TO BE DONE:
Find the string "color" in the records. Copy every line it appears in.

LISTED ENTRIES:

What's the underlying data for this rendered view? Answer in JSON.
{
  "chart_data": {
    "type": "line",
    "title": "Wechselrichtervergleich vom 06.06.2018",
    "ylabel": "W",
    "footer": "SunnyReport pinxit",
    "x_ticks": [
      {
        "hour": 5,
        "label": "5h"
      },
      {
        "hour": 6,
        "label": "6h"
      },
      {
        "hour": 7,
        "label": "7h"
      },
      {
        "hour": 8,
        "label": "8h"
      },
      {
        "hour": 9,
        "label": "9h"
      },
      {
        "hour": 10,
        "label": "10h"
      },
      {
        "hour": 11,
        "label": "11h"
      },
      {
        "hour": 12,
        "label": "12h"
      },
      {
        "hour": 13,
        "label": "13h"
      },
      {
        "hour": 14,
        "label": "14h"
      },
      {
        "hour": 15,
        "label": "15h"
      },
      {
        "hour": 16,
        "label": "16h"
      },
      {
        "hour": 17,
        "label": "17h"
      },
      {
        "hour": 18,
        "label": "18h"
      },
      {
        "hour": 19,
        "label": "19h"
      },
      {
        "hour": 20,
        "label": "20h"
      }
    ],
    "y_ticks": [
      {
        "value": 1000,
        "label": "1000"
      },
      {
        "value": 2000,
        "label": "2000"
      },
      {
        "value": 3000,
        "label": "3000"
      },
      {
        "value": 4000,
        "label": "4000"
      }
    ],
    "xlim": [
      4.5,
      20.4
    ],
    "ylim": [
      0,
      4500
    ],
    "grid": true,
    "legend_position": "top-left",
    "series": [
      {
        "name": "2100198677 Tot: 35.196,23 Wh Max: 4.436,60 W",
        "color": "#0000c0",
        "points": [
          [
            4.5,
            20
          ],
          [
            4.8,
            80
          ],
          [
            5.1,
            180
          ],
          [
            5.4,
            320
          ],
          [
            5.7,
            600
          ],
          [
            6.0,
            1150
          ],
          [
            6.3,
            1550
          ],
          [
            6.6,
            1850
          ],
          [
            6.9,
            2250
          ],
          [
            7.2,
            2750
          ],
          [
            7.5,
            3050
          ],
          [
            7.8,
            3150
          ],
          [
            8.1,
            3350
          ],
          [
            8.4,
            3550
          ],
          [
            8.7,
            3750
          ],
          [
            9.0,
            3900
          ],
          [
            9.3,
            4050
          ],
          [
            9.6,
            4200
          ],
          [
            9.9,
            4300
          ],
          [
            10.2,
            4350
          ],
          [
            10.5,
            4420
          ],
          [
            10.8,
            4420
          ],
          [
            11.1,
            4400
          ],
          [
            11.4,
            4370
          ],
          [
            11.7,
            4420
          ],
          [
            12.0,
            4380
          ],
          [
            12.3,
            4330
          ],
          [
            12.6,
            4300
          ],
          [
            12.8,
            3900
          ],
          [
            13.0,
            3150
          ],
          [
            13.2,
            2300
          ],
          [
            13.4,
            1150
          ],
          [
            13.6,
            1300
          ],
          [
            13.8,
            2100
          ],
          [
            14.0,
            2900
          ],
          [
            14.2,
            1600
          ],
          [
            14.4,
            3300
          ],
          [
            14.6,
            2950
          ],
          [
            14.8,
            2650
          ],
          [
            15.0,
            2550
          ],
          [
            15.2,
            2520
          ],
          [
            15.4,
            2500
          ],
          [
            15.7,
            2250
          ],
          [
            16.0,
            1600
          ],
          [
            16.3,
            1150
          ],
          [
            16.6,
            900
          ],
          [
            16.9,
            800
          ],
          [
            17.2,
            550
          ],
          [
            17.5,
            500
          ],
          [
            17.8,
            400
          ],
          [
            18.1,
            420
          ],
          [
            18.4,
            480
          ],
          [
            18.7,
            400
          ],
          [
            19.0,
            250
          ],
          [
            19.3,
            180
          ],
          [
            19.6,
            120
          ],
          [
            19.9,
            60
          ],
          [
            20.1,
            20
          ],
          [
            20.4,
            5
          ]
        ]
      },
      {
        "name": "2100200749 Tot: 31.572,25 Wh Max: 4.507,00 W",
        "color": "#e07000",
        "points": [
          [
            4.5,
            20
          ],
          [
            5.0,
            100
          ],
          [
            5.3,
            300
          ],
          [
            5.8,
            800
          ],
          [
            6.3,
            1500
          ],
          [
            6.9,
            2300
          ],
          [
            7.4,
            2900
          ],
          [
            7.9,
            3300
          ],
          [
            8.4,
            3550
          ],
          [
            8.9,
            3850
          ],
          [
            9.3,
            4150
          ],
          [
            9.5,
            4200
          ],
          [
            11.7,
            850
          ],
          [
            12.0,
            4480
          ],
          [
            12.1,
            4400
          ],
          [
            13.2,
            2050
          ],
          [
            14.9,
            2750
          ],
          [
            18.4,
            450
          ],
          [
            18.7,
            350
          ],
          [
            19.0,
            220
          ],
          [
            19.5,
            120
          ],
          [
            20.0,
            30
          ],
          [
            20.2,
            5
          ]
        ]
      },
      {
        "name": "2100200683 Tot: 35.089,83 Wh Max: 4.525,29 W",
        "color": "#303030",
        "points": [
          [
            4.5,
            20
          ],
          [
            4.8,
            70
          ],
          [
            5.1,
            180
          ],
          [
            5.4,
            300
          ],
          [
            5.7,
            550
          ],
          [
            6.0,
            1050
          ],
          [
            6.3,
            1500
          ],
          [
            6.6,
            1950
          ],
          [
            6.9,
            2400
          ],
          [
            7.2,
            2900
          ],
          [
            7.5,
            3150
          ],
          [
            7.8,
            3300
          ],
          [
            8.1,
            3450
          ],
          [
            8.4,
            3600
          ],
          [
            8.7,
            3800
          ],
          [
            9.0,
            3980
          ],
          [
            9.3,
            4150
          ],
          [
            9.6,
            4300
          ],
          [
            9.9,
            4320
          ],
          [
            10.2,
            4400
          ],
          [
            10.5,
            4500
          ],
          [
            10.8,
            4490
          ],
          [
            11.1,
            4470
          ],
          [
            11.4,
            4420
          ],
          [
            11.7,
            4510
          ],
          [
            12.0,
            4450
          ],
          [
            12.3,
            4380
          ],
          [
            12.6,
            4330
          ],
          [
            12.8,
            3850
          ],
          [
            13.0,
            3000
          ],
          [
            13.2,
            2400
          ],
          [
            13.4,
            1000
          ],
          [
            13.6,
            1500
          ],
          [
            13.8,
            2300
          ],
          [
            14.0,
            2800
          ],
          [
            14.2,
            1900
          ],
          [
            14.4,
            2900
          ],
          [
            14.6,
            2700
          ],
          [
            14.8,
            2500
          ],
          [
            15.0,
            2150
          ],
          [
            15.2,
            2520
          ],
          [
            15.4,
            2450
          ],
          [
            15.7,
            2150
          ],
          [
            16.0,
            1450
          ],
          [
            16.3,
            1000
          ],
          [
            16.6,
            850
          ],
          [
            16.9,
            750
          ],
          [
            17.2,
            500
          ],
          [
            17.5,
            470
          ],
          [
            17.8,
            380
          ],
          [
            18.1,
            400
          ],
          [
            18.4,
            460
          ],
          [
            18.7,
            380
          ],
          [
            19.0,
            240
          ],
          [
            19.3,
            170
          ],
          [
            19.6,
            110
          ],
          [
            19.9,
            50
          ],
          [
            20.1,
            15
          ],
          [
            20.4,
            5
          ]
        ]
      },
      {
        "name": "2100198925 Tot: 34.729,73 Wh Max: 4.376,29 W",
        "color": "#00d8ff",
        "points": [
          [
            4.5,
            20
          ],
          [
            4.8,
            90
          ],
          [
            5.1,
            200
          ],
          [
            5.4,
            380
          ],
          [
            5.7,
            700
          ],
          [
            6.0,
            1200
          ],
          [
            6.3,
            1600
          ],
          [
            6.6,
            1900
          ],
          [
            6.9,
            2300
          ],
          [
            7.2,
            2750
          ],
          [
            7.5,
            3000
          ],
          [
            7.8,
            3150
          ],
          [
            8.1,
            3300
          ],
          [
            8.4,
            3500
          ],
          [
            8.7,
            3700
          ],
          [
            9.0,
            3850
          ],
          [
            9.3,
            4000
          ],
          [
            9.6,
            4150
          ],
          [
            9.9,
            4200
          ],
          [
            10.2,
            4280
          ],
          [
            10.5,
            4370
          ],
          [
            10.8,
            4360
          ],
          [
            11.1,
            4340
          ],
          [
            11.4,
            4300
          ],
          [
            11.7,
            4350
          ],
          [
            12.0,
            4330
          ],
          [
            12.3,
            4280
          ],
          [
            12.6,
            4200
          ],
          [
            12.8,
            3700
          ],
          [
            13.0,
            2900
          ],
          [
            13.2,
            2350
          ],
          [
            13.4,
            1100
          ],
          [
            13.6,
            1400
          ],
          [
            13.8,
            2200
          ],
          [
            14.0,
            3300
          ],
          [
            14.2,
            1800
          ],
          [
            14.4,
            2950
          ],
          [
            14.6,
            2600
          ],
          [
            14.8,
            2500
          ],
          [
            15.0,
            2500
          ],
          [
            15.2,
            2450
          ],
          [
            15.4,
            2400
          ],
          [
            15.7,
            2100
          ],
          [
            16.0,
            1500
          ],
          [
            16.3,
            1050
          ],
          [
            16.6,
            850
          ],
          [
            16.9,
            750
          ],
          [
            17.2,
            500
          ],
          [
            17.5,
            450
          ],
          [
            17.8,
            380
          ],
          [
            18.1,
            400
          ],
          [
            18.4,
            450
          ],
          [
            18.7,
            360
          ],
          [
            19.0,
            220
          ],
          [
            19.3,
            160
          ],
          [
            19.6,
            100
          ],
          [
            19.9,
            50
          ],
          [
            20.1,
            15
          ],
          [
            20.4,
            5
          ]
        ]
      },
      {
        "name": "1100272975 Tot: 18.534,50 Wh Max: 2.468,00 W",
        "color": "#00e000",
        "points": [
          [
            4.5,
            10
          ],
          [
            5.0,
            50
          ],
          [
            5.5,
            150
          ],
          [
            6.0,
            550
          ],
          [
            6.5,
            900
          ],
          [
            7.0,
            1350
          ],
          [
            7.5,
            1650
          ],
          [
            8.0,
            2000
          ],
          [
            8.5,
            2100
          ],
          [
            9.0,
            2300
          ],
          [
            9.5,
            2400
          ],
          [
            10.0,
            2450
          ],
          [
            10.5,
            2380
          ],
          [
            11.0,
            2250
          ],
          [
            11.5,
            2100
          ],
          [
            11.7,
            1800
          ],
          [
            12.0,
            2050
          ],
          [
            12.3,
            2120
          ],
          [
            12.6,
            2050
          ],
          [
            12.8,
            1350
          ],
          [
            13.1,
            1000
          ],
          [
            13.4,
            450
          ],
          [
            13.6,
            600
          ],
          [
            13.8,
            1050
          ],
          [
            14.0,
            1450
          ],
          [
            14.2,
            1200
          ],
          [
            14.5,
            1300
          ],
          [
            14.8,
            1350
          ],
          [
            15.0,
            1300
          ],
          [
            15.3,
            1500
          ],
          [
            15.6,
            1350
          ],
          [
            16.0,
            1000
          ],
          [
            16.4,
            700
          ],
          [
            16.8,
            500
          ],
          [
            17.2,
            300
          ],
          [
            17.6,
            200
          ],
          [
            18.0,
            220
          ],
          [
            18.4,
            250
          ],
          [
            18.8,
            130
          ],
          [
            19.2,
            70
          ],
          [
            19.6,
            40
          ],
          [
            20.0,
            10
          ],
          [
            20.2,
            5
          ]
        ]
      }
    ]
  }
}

RESULT OF THIS EXERCISE:
        "color": "#0000c0",
        "color": "#e07000",
        "color": "#303030",
        "color": "#00d8ff",
        "color": "#00e000",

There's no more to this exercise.